Your goal: Strip the pictures and reproduce the rest of the listing exactly.

Dataset records:
▽
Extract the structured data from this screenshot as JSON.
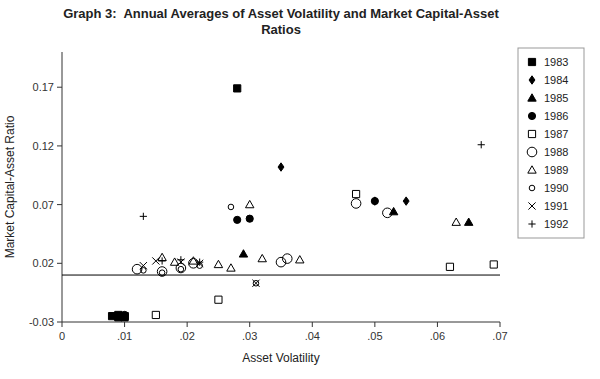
{
  "chart_data": {
    "type": "scatter",
    "title": "Graph 3:  Annual Averages of Asset Volatility and Market Capital-Asset\nRatios",
    "x_label": "Asset Volatility",
    "y_label": "Market Capital-Asset Ratio",
    "xlim": [
      0,
      0.07
    ],
    "ylim": [
      -0.03,
      0.2
    ],
    "xticks": [
      0,
      {
        "value": 0.01,
        "label": ".01"
      },
      {
        "value": 0.02,
        "label": ".02"
      },
      {
        "value": 0.03,
        "label": ".03"
      },
      {
        "value": 0.04,
        "label": ".04"
      },
      {
        "value": 0.05,
        "label": ".05"
      },
      {
        "value": 0.06,
        "label": ".06"
      },
      {
        "value": 0.07,
        "label": ".07"
      }
    ],
    "yticks": [
      -0.03,
      0.02,
      0.07,
      0.12,
      0.17
    ],
    "hline": 0.01,
    "grid": false,
    "legend": "right",
    "color": "#000000",
    "series": [
      {
        "name": "1983",
        "marker": "filled-square",
        "x": [
          0.008,
          0.009,
          0.009,
          0.009,
          0.01,
          0.01,
          0.028
        ],
        "values": [
          -0.025,
          -0.025,
          -0.026,
          -0.024,
          -0.026,
          -0.025,
          0.169
        ]
      },
      {
        "name": "1984",
        "marker": "filled-diamond",
        "x": [
          0.035,
          0.05,
          0.055
        ],
        "values": [
          0.102,
          0.073,
          0.073
        ]
      },
      {
        "name": "1985",
        "marker": "filled-triangle",
        "x": [
          0.009,
          0.029,
          0.053,
          0.065
        ],
        "values": [
          -0.025,
          0.028,
          0.064,
          0.055
        ]
      },
      {
        "name": "1986",
        "marker": "filled-circle",
        "x": [
          0.01,
          0.028,
          0.03,
          0.05
        ],
        "values": [
          -0.024,
          0.057,
          0.058,
          0.073
        ]
      },
      {
        "name": "1987",
        "marker": "open-square",
        "x": [
          0.01,
          0.015,
          0.025,
          0.047,
          0.062,
          0.069
        ],
        "values": [
          -0.025,
          -0.024,
          -0.011,
          0.079,
          0.017,
          0.019
        ]
      },
      {
        "name": "1988",
        "marker": "large-open-circle",
        "x": [
          0.012,
          0.016,
          0.019,
          0.021,
          0.035,
          0.036,
          0.047,
          0.052
        ],
        "values": [
          0.015,
          0.013,
          0.016,
          0.02,
          0.021,
          0.024,
          0.071,
          0.063
        ]
      },
      {
        "name": "1989",
        "marker": "open-triangle",
        "x": [
          0.016,
          0.018,
          0.021,
          0.025,
          0.027,
          0.03,
          0.032,
          0.038,
          0.063
        ],
        "values": [
          0.025,
          0.021,
          0.022,
          0.019,
          0.016,
          0.07,
          0.024,
          0.023,
          0.055
        ]
      },
      {
        "name": "1990",
        "marker": "small-open-circle",
        "x": [
          0.013,
          0.016,
          0.019,
          0.022,
          0.027,
          0.031
        ],
        "values": [
          0.014,
          0.012,
          0.015,
          0.018,
          0.068,
          0.003
        ]
      },
      {
        "name": "1991",
        "marker": "x",
        "x": [
          0.013,
          0.015,
          0.019,
          0.022,
          0.031
        ],
        "values": [
          0.018,
          0.022,
          0.021,
          0.02,
          0.003
        ]
      },
      {
        "name": "1992",
        "marker": "plus",
        "x": [
          0.013,
          0.016,
          0.019,
          0.022,
          0.067
        ],
        "values": [
          0.06,
          0.022,
          0.023,
          0.021,
          0.121
        ]
      }
    ]
  }
}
△
Result of the exercise:
Extract the structured data from this screenshot as JSON.
{
  "chart_data": {
    "type": "scatter",
    "title": "Graph 3:  Annual Averages of Asset Volatility and Market Capital-Asset\nRatios",
    "x_label": "Asset Volatility",
    "y_label": "Market Capital-Asset Ratio",
    "xlim": [
      0,
      0.07
    ],
    "ylim": [
      -0.03,
      0.2
    ],
    "xticks": [
      0,
      {
        "value": 0.01,
        "label": ".01"
      },
      {
        "value": 0.02,
        "label": ".02"
      },
      {
        "value": 0.03,
        "label": ".03"
      },
      {
        "value": 0.04,
        "label": ".04"
      },
      {
        "value": 0.05,
        "label": ".05"
      },
      {
        "value": 0.06,
        "label": ".06"
      },
      {
        "value": 0.07,
        "label": ".07"
      }
    ],
    "yticks": [
      -0.03,
      0.02,
      0.07,
      0.12,
      0.17
    ],
    "hline": 0.01,
    "grid": false,
    "legend": "right",
    "color": "#000000",
    "series": [
      {
        "name": "1983",
        "marker": "filled-square",
        "x": [
          0.008,
          0.009,
          0.009,
          0.009,
          0.01,
          0.01,
          0.028
        ],
        "values": [
          -0.025,
          -0.025,
          -0.026,
          -0.024,
          -0.026,
          -0.025,
          0.169
        ]
      },
      {
        "name": "1984",
        "marker": "filled-diamond",
        "x": [
          0.035,
          0.05,
          0.055
        ],
        "values": [
          0.102,
          0.073,
          0.073
        ]
      },
      {
        "name": "1985",
        "marker": "filled-triangle",
        "x": [
          0.009,
          0.029,
          0.053,
          0.065
        ],
        "values": [
          -0.025,
          0.028,
          0.064,
          0.055
        ]
      },
      {
        "name": "1986",
        "marker": "filled-circle",
        "x": [
          0.01,
          0.028,
          0.03,
          0.05
        ],
        "values": [
          -0.024,
          0.057,
          0.058,
          0.073
        ]
      },
      {
        "name": "1987",
        "marker": "open-square",
        "x": [
          0.01,
          0.015,
          0.025,
          0.047,
          0.062,
          0.069
        ],
        "values": [
          -0.025,
          -0.024,
          -0.011,
          0.079,
          0.017,
          0.019
        ]
      },
      {
        "name": "1988",
        "marker": "large-open-circle",
        "x": [
          0.012,
          0.016,
          0.019,
          0.021,
          0.035,
          0.036,
          0.047,
          0.052
        ],
        "values": [
          0.015,
          0.013,
          0.016,
          0.02,
          0.021,
          0.024,
          0.071,
          0.063
        ]
      },
      {
        "name": "1989",
        "marker": "open-triangle",
        "x": [
          0.016,
          0.018,
          0.021,
          0.025,
          0.027,
          0.03,
          0.032,
          0.038,
          0.063
        ],
        "values": [
          0.025,
          0.021,
          0.022,
          0.019,
          0.016,
          0.07,
          0.024,
          0.023,
          0.055
        ]
      },
      {
        "name": "1990",
        "marker": "small-open-circle",
        "x": [
          0.013,
          0.016,
          0.019,
          0.022,
          0.027,
          0.031
        ],
        "values": [
          0.014,
          0.012,
          0.015,
          0.018,
          0.068,
          0.003
        ]
      },
      {
        "name": "1991",
        "marker": "x",
        "x": [
          0.013,
          0.015,
          0.019,
          0.022,
          0.031
        ],
        "values": [
          0.018,
          0.022,
          0.021,
          0.02,
          0.003
        ]
      },
      {
        "name": "1992",
        "marker": "plus",
        "x": [
          0.013,
          0.016,
          0.019,
          0.022,
          0.067
        ],
        "values": [
          0.06,
          0.022,
          0.023,
          0.021,
          0.121
        ]
      }
    ]
  }
}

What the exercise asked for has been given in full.